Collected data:
------------------------
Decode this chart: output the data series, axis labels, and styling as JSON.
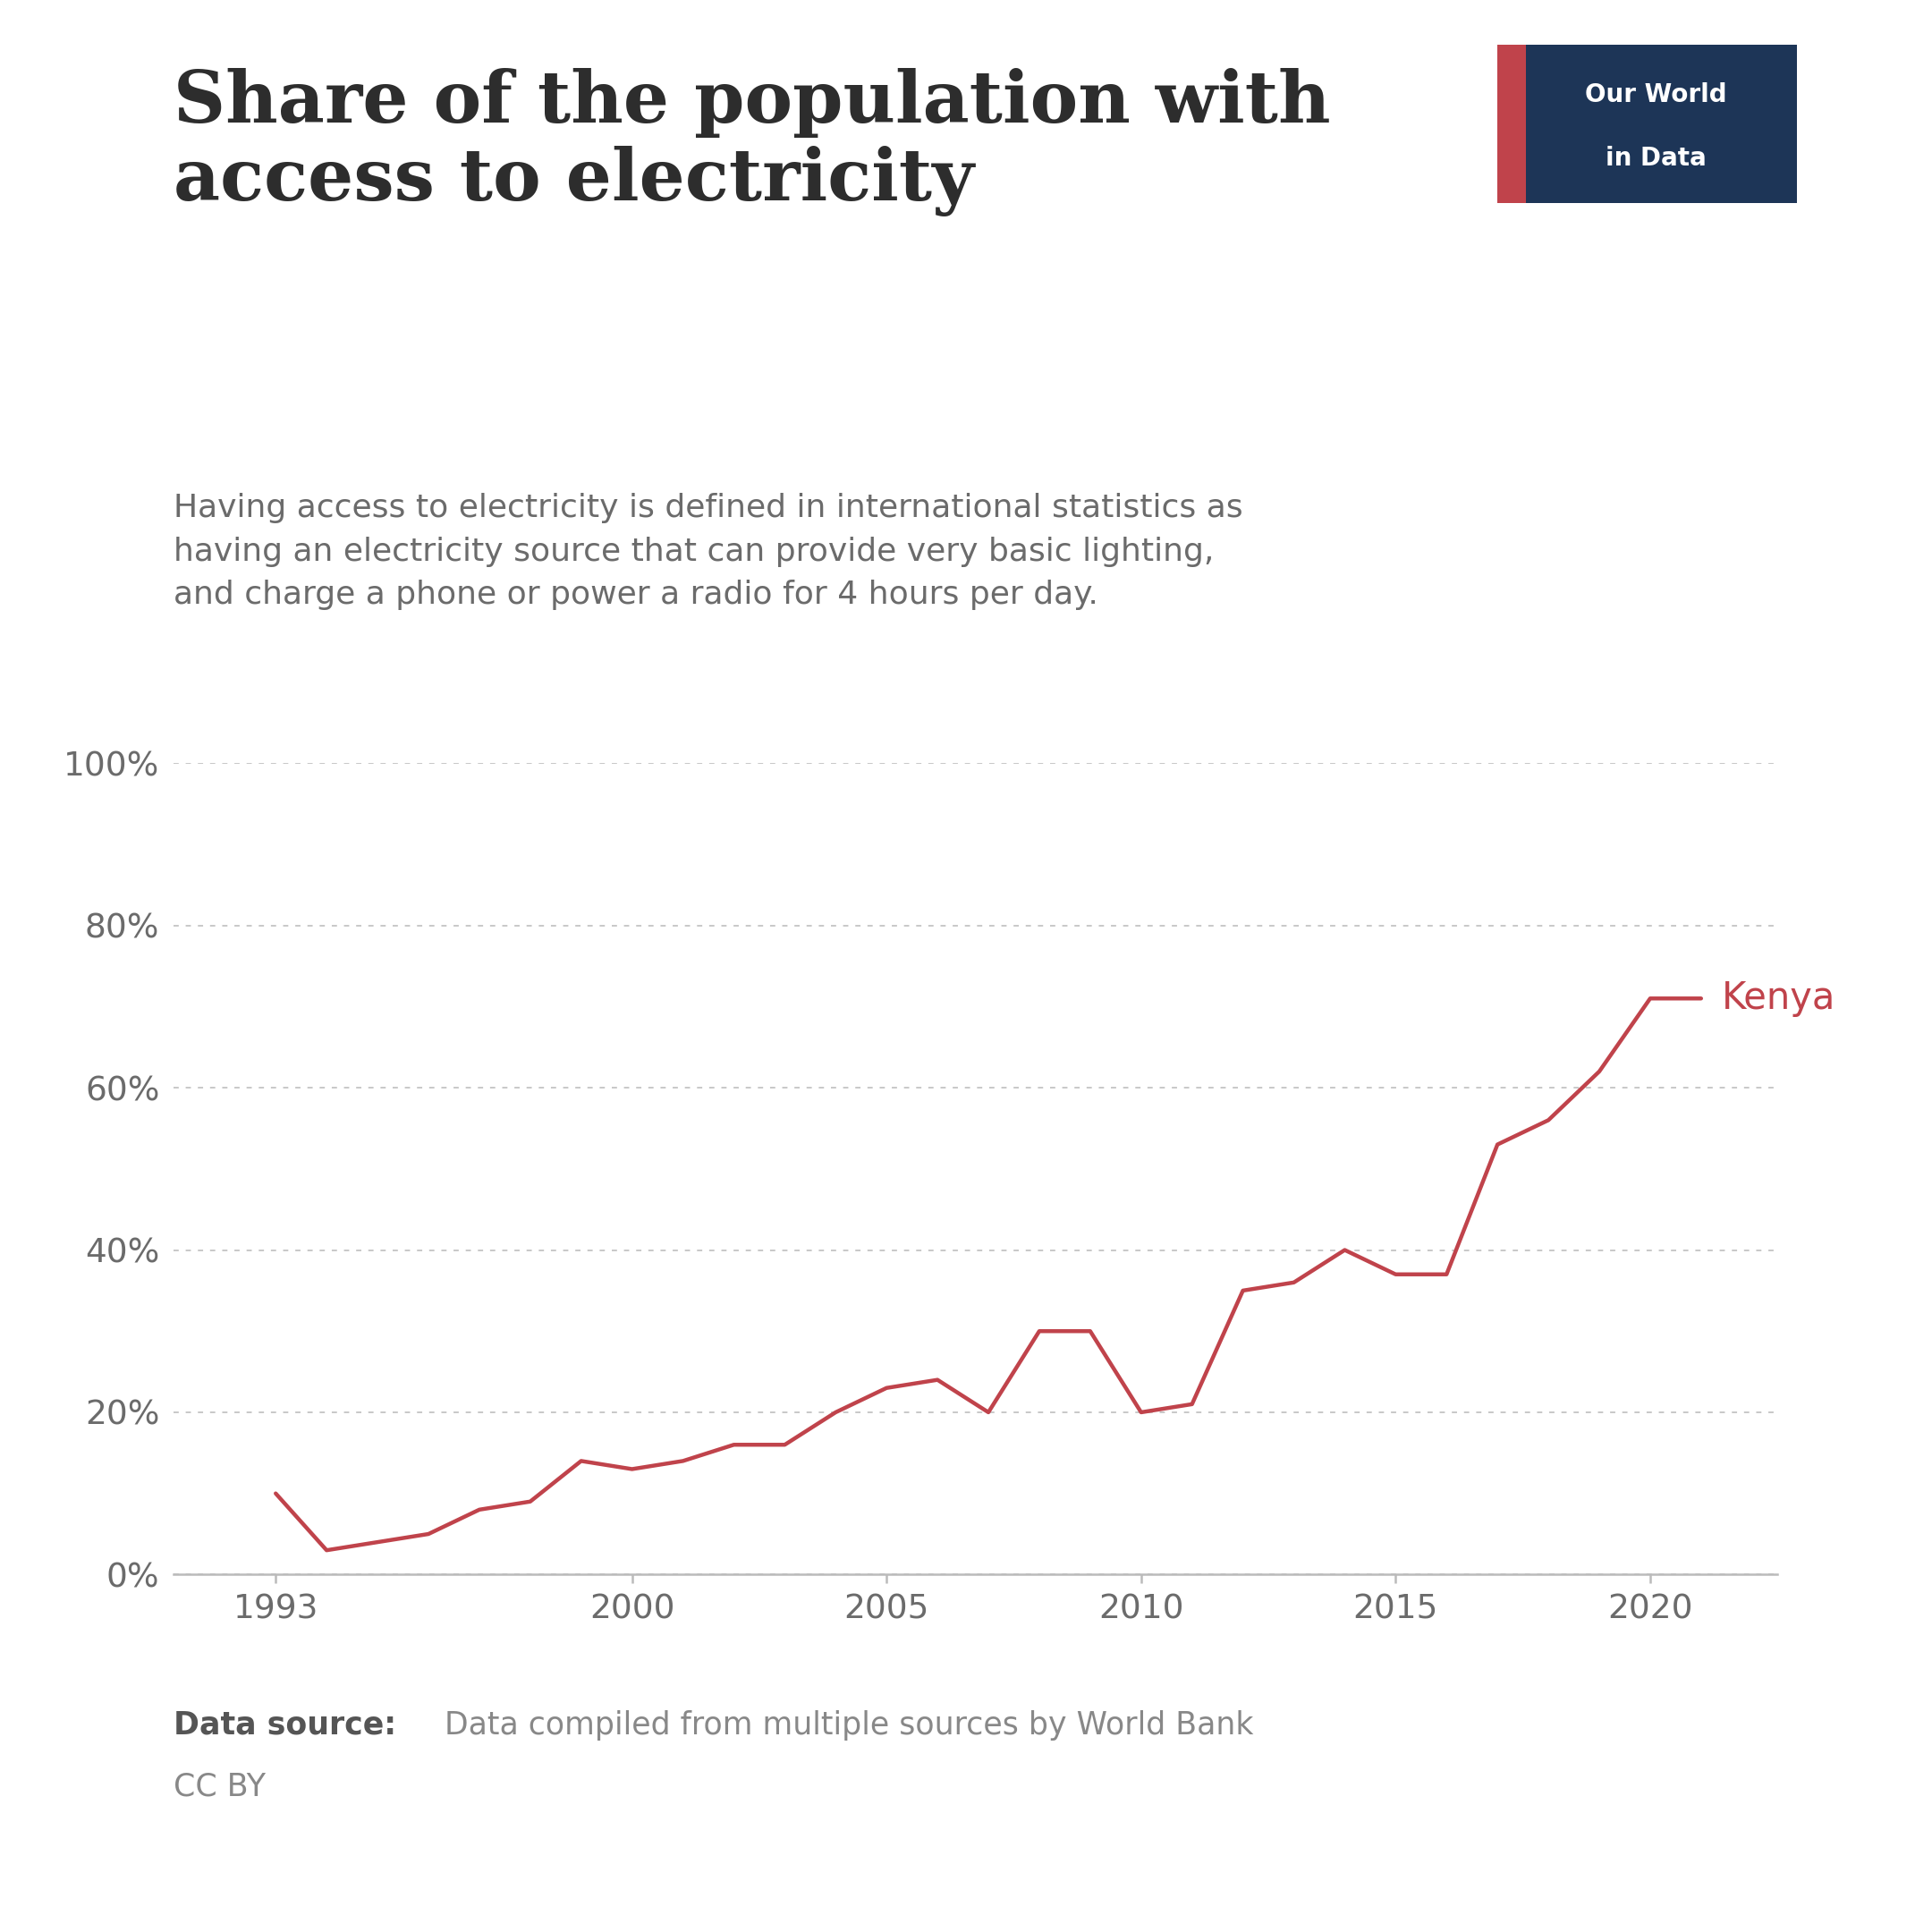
{
  "title": "Share of the population with\naccess to electricity",
  "subtitle": "Having access to electricity is defined in international statistics as\nhaving an electricity source that can provide very basic lighting,\nand charge a phone or power a radio for 4 hours per day.",
  "data_source_bold": "Data source:",
  "data_source_text": " Data compiled from multiple sources by World Bank",
  "license": "CC BY",
  "series_label": "Kenya",
  "line_color": "#c0434b",
  "years": [
    1993,
    1994,
    1995,
    1996,
    1997,
    1998,
    1999,
    2000,
    2001,
    2002,
    2003,
    2004,
    2005,
    2006,
    2007,
    2008,
    2009,
    2010,
    2011,
    2012,
    2013,
    2014,
    2015,
    2016,
    2017,
    2018,
    2019,
    2020,
    2021
  ],
  "values": [
    10,
    3,
    4,
    5,
    8,
    9,
    14,
    13,
    14,
    16,
    16,
    20,
    23,
    24,
    20,
    30,
    30,
    20,
    21,
    35,
    36,
    40,
    37,
    37,
    53,
    56,
    62,
    71,
    71
  ],
  "ylim": [
    0,
    100
  ],
  "xlim": [
    1991,
    2022.5
  ],
  "yticks": [
    0,
    20,
    40,
    60,
    80,
    100
  ],
  "ytick_labels": [
    "0%",
    "20%",
    "40%",
    "60%",
    "80%",
    "100%"
  ],
  "xticks": [
    1993,
    2000,
    2005,
    2010,
    2015,
    2020
  ],
  "background_color": "#ffffff",
  "logo_bg_color": "#1d3557",
  "logo_text_color": "#ffffff",
  "logo_accent_color": "#c0434b",
  "title_color": "#2d2d2d",
  "subtitle_color": "#6b6b6b",
  "tick_label_color": "#6b6b6b",
  "grid_color": "#c8c8c8",
  "axis_color": "#bbbbbb",
  "source_bold_color": "#555555",
  "source_color": "#888888"
}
------------------------
**SET EXERCISE**: Make an exact copy of the records above, with the pictures left out.

**RESPONSE**:
Decode this chart: output the data series, axis labels, and styling as JSON.
{
  "title": "Share of the population with\naccess to electricity",
  "subtitle": "Having access to electricity is defined in international statistics as\nhaving an electricity source that can provide very basic lighting,\nand charge a phone or power a radio for 4 hours per day.",
  "data_source_bold": "Data source:",
  "data_source_text": " Data compiled from multiple sources by World Bank",
  "license": "CC BY",
  "series_label": "Kenya",
  "line_color": "#c0434b",
  "years": [
    1993,
    1994,
    1995,
    1996,
    1997,
    1998,
    1999,
    2000,
    2001,
    2002,
    2003,
    2004,
    2005,
    2006,
    2007,
    2008,
    2009,
    2010,
    2011,
    2012,
    2013,
    2014,
    2015,
    2016,
    2017,
    2018,
    2019,
    2020,
    2021
  ],
  "values": [
    10,
    3,
    4,
    5,
    8,
    9,
    14,
    13,
    14,
    16,
    16,
    20,
    23,
    24,
    20,
    30,
    30,
    20,
    21,
    35,
    36,
    40,
    37,
    37,
    53,
    56,
    62,
    71,
    71
  ],
  "ylim": [
    0,
    100
  ],
  "xlim": [
    1991,
    2022.5
  ],
  "yticks": [
    0,
    20,
    40,
    60,
    80,
    100
  ],
  "ytick_labels": [
    "0%",
    "20%",
    "40%",
    "60%",
    "80%",
    "100%"
  ],
  "xticks": [
    1993,
    2000,
    2005,
    2010,
    2015,
    2020
  ],
  "background_color": "#ffffff",
  "logo_bg_color": "#1d3557",
  "logo_text_color": "#ffffff",
  "logo_accent_color": "#c0434b",
  "title_color": "#2d2d2d",
  "subtitle_color": "#6b6b6b",
  "tick_label_color": "#6b6b6b",
  "grid_color": "#c8c8c8",
  "axis_color": "#bbbbbb",
  "source_bold_color": "#555555",
  "source_color": "#888888"
}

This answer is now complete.